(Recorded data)
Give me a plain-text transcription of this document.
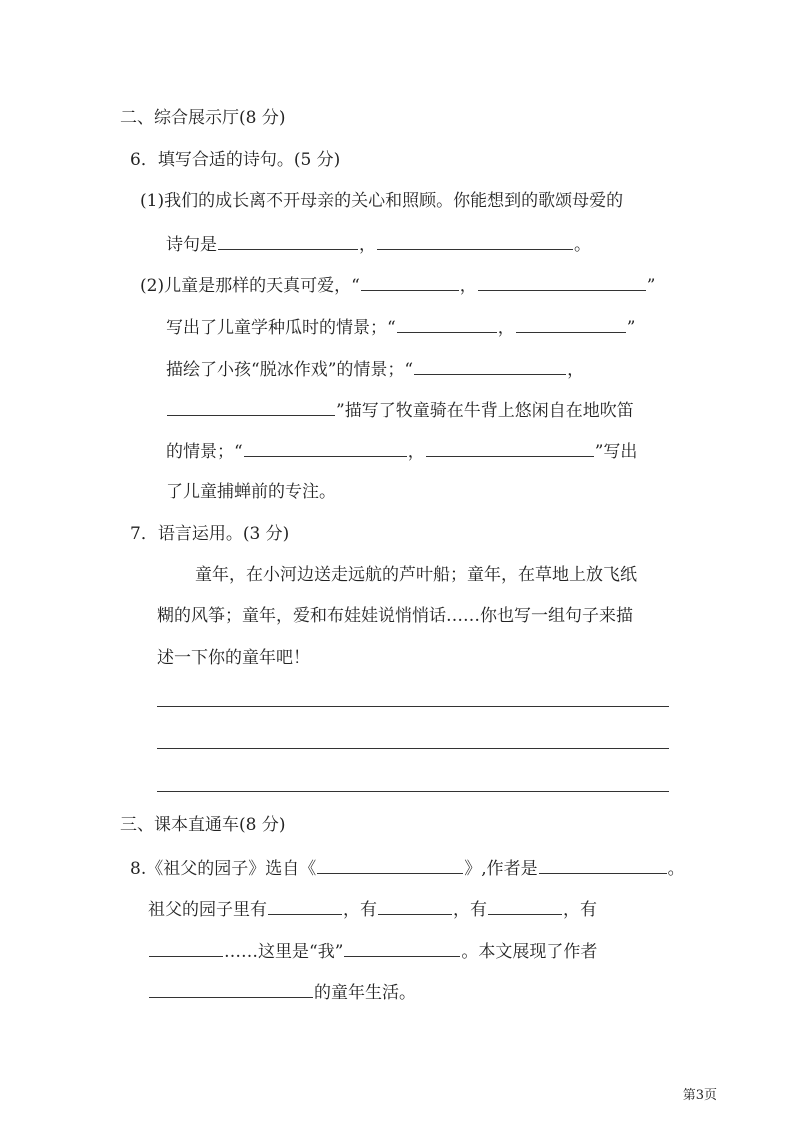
二、综合展示厅(8 分)
6．填写合适的诗句。(5 分)
(1)我们的成长离不开母亲的关心和照顾。你能想到的歌颂母爱的
诗句是	，	。
(2)儿童是那样的天真可爱，“	，	”
写出了儿童学种瓜时的情景；“	，	”
描绘了小孩“脱冰作戏”的情景；“	，
”描写了牧童骑在牛背上悠闲自在地吹笛
的情景；“	，	”写出
了儿童捕蝉前的专注。
7．语言运用。(3 分)
童年，在小河边送走远航的芦叶船；童年，在草地上放飞纸
糊的风筝；童年，爱和布娃娃说悄悄话……你也写一组句子来描
述一下你的童年吧！
三、课本直通车(8 分)
8.《祖父的园子》选自《	》,作者是	。
祖父的园子里有	，有	，有	，有
……这里是“我”	。本文展现了作者
的童年生活。
第3页
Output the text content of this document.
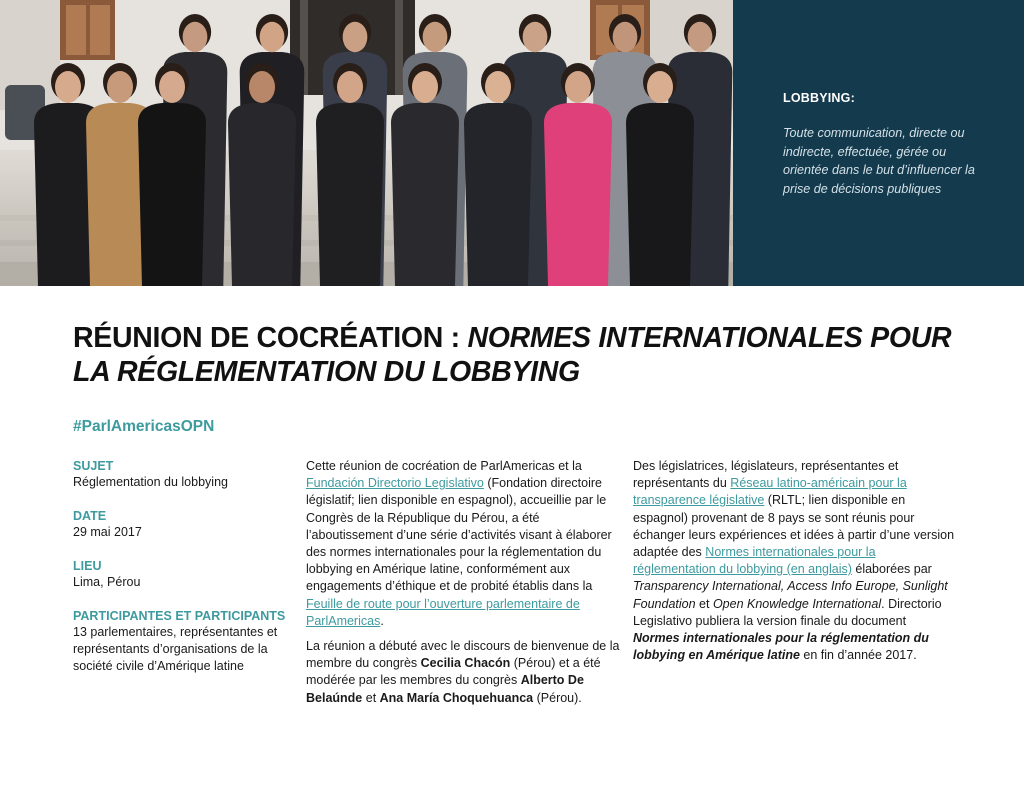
LOBBYING:
Toute communication, directe ou indirecte, effectuée, gérée ou orientée dans le but d’influencer la prise de décisions publiques
RÉUNION DE COCRÉATION : NORMES INTERNATIONALES POUR LA RÉGLEMENTATION DU LOBBYING
#ParlAmericasOPN
SUJET
Réglementation du lobbying
DATE
29 mai 2017
LIEU
Lima, Pérou
PARTICIPANTES ET PARTICIPANTS
13 parlementaires, représentantes et représentants d’organisations de la société civile d’Amérique latine

Cette réunion de cocréation de ParlAmericas et la Fundación Directorio Legislativo (Fondation directoire législatif; lien disponible en espagnol), accueillie par le Congrès de la République du Pérou, a été l’aboutissement d’une série d’activités visant à élaborer des normes internationales pour la réglementation du lobbying en Amérique latine, conformément aux engagements d’éthique et de probité établis dans la Feuille de route pour l’ouverture parlementaire de ParlAmericas.

La réunion a débuté avec le discours de bienvenue de la membre du congrès Cecilia Chacón (Pérou) et a été modérée par les membres du congrès Alberto De Belaúnde et Ana María Choquehuanca (Pérou).

Des législatrices, législateurs, représentantes et représentants du Réseau latino-américain pour la transparence législative (RLTL; lien disponible en espagnol) provenant de 8 pays se sont réunis pour échanger leurs expériences et idées à partir d’une version adaptée des Normes internationales pour la réglementation du lobbying (en anglais) élaborées par Transparency International, Access Info Europe, Sunlight Foundation et Open Knowledge International. Directorio Legislativo publiera la version finale du document Normes internationales pour la réglementation du lobbying en Amérique latine en fin d’année 2017.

__Job__: Reproduce word for word only the lines between the line containing "Output the text content of this document." and the end of the listing above, both included, and drop any pictures.

__Written response__:
Output the text content of this document.
LOBBYING:
Toute communication, directe ou indirecte, effectuée, gérée ou orientée dans le but d’influencer la prise de décisions publiques
RÉUNION DE COCRÉATION : NORMES INTERNATIONALES POUR LA RÉGLEMENTATION DU LOBBYING
#ParlAmericasOPN
SUJET
Réglementation du lobbying
DATE
29 mai 2017
LIEU
Lima, Pérou
PARTICIPANTES ET PARTICIPANTS
13 parlementaires, représentantes et représentants d’organisations de la société civile d’Amérique latine

Cette réunion de cocréation de ParlAmericas et la Fundación Directorio Legislativo (Fondation directoire législatif; lien disponible en espagnol), accueillie par le Congrès de la République du Pérou, a été l’aboutissement d’une série d’activités visant à élaborer des normes internationales pour la réglementation du lobbying en Amérique latine, conformément aux engagements d’éthique et de probité établis dans la Feuille de route pour l’ouverture parlementaire de ParlAmericas.

La réunion a débuté avec le discours de bienvenue de la membre du congrès Cecilia Chacón (Pérou) et a été modérée par les membres du congrès Alberto De Belaúnde et Ana María Choquehuanca (Pérou).

Des législatrices, législateurs, représentantes et représentants du Réseau latino-américain pour la transparence législative (RLTL; lien disponible en espagnol) provenant de 8 pays se sont réunis pour échanger leurs expériences et idées à partir d’une version adaptée des Normes internationales pour la réglementation du lobbying (en anglais) élaborées par Transparency International, Access Info Europe, Sunlight Foundation et Open Knowledge International. Directorio Legislativo publiera la version finale du document Normes internationales pour la réglementation du lobbying en Amérique latine en fin d’année 2017.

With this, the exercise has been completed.